* _Directive_: Each record must be retyped in full. No character may differ.

Excerpts from a figure dataset:
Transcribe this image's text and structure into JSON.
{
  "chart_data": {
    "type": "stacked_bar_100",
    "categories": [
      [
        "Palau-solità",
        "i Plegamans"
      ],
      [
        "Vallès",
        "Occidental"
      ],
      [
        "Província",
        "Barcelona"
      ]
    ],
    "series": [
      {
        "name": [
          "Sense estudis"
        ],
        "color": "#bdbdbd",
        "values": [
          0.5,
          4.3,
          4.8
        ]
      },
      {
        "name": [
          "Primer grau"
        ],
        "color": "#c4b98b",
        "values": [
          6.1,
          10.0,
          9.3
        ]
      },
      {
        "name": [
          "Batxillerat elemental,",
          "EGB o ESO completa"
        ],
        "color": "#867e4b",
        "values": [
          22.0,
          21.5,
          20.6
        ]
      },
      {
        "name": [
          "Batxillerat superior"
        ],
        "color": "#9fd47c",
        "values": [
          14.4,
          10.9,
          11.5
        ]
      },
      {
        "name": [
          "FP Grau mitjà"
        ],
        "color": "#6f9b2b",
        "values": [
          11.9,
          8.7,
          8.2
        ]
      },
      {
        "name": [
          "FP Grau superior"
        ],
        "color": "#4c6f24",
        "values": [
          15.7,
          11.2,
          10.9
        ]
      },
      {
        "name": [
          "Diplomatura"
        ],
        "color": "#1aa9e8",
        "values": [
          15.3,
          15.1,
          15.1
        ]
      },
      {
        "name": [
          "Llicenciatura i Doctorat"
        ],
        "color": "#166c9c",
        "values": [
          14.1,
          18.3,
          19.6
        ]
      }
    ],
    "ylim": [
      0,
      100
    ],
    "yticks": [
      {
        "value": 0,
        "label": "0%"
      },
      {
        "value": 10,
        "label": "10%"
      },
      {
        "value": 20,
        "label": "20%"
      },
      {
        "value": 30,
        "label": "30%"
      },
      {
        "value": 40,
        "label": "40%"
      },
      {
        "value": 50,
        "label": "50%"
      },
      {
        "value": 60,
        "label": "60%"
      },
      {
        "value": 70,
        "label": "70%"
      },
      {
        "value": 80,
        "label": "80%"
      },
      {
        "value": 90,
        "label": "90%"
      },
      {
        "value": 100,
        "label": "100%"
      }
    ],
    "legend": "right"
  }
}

* _Problem solution_:
Transcribe this image's text and structure into JSON.
{
  "chart_data": {
    "type": "stacked_bar_100",
    "categories": [
      [
        "Palau-solità",
        "i Plegamans"
      ],
      [
        "Vallès",
        "Occidental"
      ],
      [
        "Província",
        "Barcelona"
      ]
    ],
    "series": [
      {
        "name": [
          "Sense estudis"
        ],
        "color": "#bdbdbd",
        "values": [
          0.5,
          4.3,
          4.8
        ]
      },
      {
        "name": [
          "Primer grau"
        ],
        "color": "#c4b98b",
        "values": [
          6.1,
          10.0,
          9.3
        ]
      },
      {
        "name": [
          "Batxillerat elemental,",
          "EGB o ESO completa"
        ],
        "color": "#867e4b",
        "values": [
          22.0,
          21.5,
          20.6
        ]
      },
      {
        "name": [
          "Batxillerat superior"
        ],
        "color": "#9fd47c",
        "values": [
          14.4,
          10.9,
          11.5
        ]
      },
      {
        "name": [
          "FP Grau mitjà"
        ],
        "color": "#6f9b2b",
        "values": [
          11.9,
          8.7,
          8.2
        ]
      },
      {
        "name": [
          "FP Grau superior"
        ],
        "color": "#4c6f24",
        "values": [
          15.7,
          11.2,
          10.9
        ]
      },
      {
        "name": [
          "Diplomatura"
        ],
        "color": "#1aa9e8",
        "values": [
          15.3,
          15.1,
          15.1
        ]
      },
      {
        "name": [
          "Llicenciatura i Doctorat"
        ],
        "color": "#166c9c",
        "values": [
          14.1,
          18.3,
          19.6
        ]
      }
    ],
    "ylim": [
      0,
      100
    ],
    "yticks": [
      {
        "value": 0,
        "label": "0%"
      },
      {
        "value": 10,
        "label": "10%"
      },
      {
        "value": 20,
        "label": "20%"
      },
      {
        "value": 30,
        "label": "30%"
      },
      {
        "value": 40,
        "label": "40%"
      },
      {
        "value": 50,
        "label": "50%"
      },
      {
        "value": 60,
        "label": "60%"
      },
      {
        "value": 70,
        "label": "70%"
      },
      {
        "value": 80,
        "label": "80%"
      },
      {
        "value": 90,
        "label": "90%"
      },
      {
        "value": 100,
        "label": "100%"
      }
    ],
    "legend": "right"
  }
}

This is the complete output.